_EXERCISE DESCRIPTION:_ Copy each record exactly as it reads, leaving out any pictures it holds.

-- begin DATA PROVIDED --

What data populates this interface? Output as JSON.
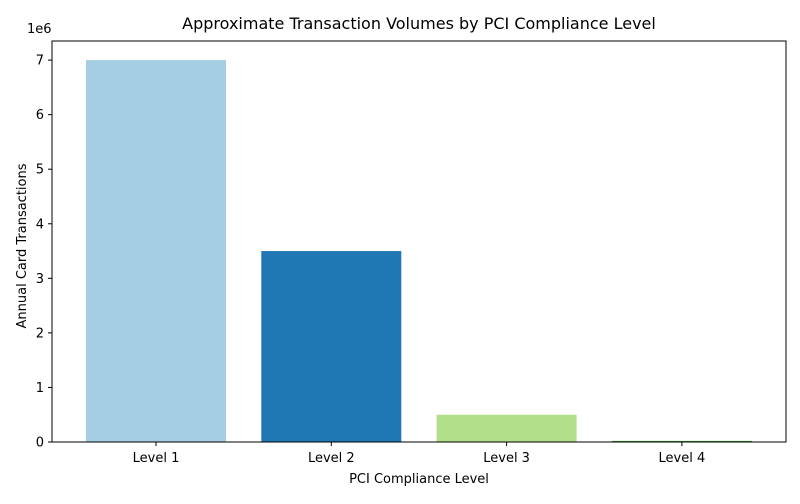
{
  "chart_data": {
    "type": "bar",
    "title": "Approximate Transaction Volumes by PCI Compliance Level",
    "xlabel": "PCI Compliance Level",
    "ylabel": "Annual Card Transactions",
    "scale_label": "1e6",
    "categories": [
      "Level 1",
      "Level 2",
      "Level 3",
      "Level 4"
    ],
    "values": [
      7000000,
      3500000,
      500000,
      20000
    ],
    "colors": [
      "#a6cee3",
      "#1f78b4",
      "#b2df8a",
      "#33a02c"
    ],
    "ylim": [
      0,
      7350000
    ],
    "yticks": [
      0,
      1000000,
      2000000,
      3000000,
      4000000,
      5000000,
      6000000,
      7000000
    ],
    "ytick_labels": [
      "0",
      "1",
      "2",
      "3",
      "4",
      "5",
      "6",
      "7"
    ],
    "grid": false,
    "legend": "none"
  }
}
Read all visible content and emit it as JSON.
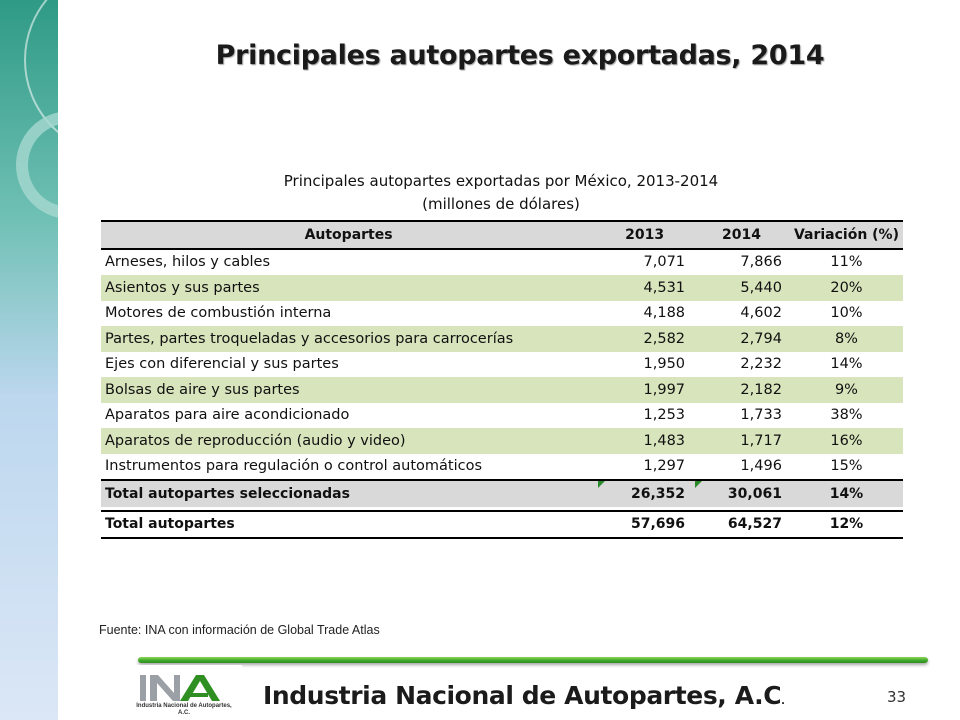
{
  "slide": {
    "title": "Principales autopartes exportadas, 2014",
    "page_number": "33"
  },
  "table": {
    "caption_line1": "Principales autopartes exportadas por México, 2013-2014",
    "caption_line2": "(millones de dólares)",
    "headers": [
      "Autopartes",
      "2013",
      "2014",
      "Variación  (%)"
    ],
    "rows": [
      [
        "Arneses, hilos y cables",
        "7,071",
        "7,866",
        "11%"
      ],
      [
        "Asientos y sus partes",
        "4,531",
        "5,440",
        "20%"
      ],
      [
        "Motores de combustión interna",
        "4,188",
        "4,602",
        "10%"
      ],
      [
        "Partes, partes troqueladas y accesorios para carrocerías",
        "2,582",
        "2,794",
        "8%"
      ],
      [
        "Ejes con diferencial y sus partes",
        "1,950",
        "2,232",
        "14%"
      ],
      [
        "Bolsas de aire y sus partes",
        "1,997",
        "2,182",
        "9%"
      ],
      [
        "Aparatos para aire acondicionado",
        "1,253",
        "1,733",
        "38%"
      ],
      [
        "Aparatos de reproducción (audio y video)",
        "1,483",
        "1,717",
        "16%"
      ],
      [
        "Instrumentos para regulación o control automáticos",
        "1,297",
        "1,496",
        "15%"
      ]
    ],
    "total_selected": [
      "Total autopartes seleccionadas",
      "26,352",
      "30,061",
      "14%"
    ],
    "total": [
      "Total autopartes",
      "57,696",
      "64,527",
      "12%"
    ]
  },
  "source_note": "Fuente: INA con información de Global Trade Atlas",
  "footer": {
    "organization": "Industria Nacional de  Autopartes, A.C",
    "organization_dot": ".",
    "logo_text": "Industria Nacional de Autopartes, A.C."
  },
  "colors": {
    "alt_row": "#d7e4bc",
    "header_row": "#d9d9d9",
    "accent_green": "#3aa62a",
    "side_teal": "#2f9a86"
  }
}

-- end DATA PROVIDED --

_RESULT FOR THIS EXERCISE:_
What data populates this interface? Output as JSON.
{
  "chart_data": {
    "type": "bar",
    "title": "Approximate Transaction Volumes by PCI Compliance Level",
    "xlabel": "PCI Compliance Level",
    "ylabel": "Annual Card Transactions",
    "scale_label": "1e6",
    "categories": [
      "Level 1",
      "Level 2",
      "Level 3",
      "Level 4"
    ],
    "values": [
      7000000,
      3500000,
      500000,
      20000
    ],
    "colors": [
      "#a6cee3",
      "#1f78b4",
      "#b2df8a",
      "#33a02c"
    ],
    "ylim": [
      0,
      7350000
    ],
    "yticks": [
      0,
      1000000,
      2000000,
      3000000,
      4000000,
      5000000,
      6000000,
      7000000
    ],
    "ytick_labels": [
      "0",
      "1",
      "2",
      "3",
      "4",
      "5",
      "6",
      "7"
    ],
    "grid": false,
    "legend": "none"
  }
}
Read all visible content and emit it as JSON.
{
  "slide": {
    "title": "Principales autopartes exportadas, 2014",
    "page_number": "33"
  },
  "table": {
    "caption_line1": "Principales autopartes exportadas por México, 2013-2014",
    "caption_line2": "(millones de dólares)",
    "headers": [
      "Autopartes",
      "2013",
      "2014",
      "Variación  (%)"
    ],
    "rows": [
      [
        "Arneses, hilos y cables",
        "7,071",
        "7,866",
        "11%"
      ],
      [
        "Asientos y sus partes",
        "4,531",
        "5,440",
        "20%"
      ],
      [
        "Motores de combustión interna",
        "4,188",
        "4,602",
        "10%"
      ],
      [
        "Partes, partes troqueladas y accesorios para carrocerías",
        "2,582",
        "2,794",
        "8%"
      ],
      [
        "Ejes con diferencial y sus partes",
        "1,950",
        "2,232",
        "14%"
      ],
      [
        "Bolsas de aire y sus partes",
        "1,997",
        "2,182",
        "9%"
      ],
      [
        "Aparatos para aire acondicionado",
        "1,253",
        "1,733",
        "38%"
      ],
      [
        "Aparatos de reproducción (audio y video)",
        "1,483",
        "1,717",
        "16%"
      ],
      [
        "Instrumentos para regulación o control automáticos",
        "1,297",
        "1,496",
        "15%"
      ]
    ],
    "total_selected": [
      "Total autopartes seleccionadas",
      "26,352",
      "30,061",
      "14%"
    ],
    "total": [
      "Total autopartes",
      "57,696",
      "64,527",
      "12%"
    ]
  },
  "source_note": "Fuente: INA con información de Global Trade Atlas",
  "footer": {
    "organization": "Industria Nacional de  Autopartes, A.C",
    "organization_dot": ".",
    "logo_text": "Industria Nacional de Autopartes, A.C."
  },
  "colors": {
    "alt_row": "#d7e4bc",
    "header_row": "#d9d9d9",
    "accent_green": "#3aa62a",
    "side_teal": "#2f9a86"
  }
}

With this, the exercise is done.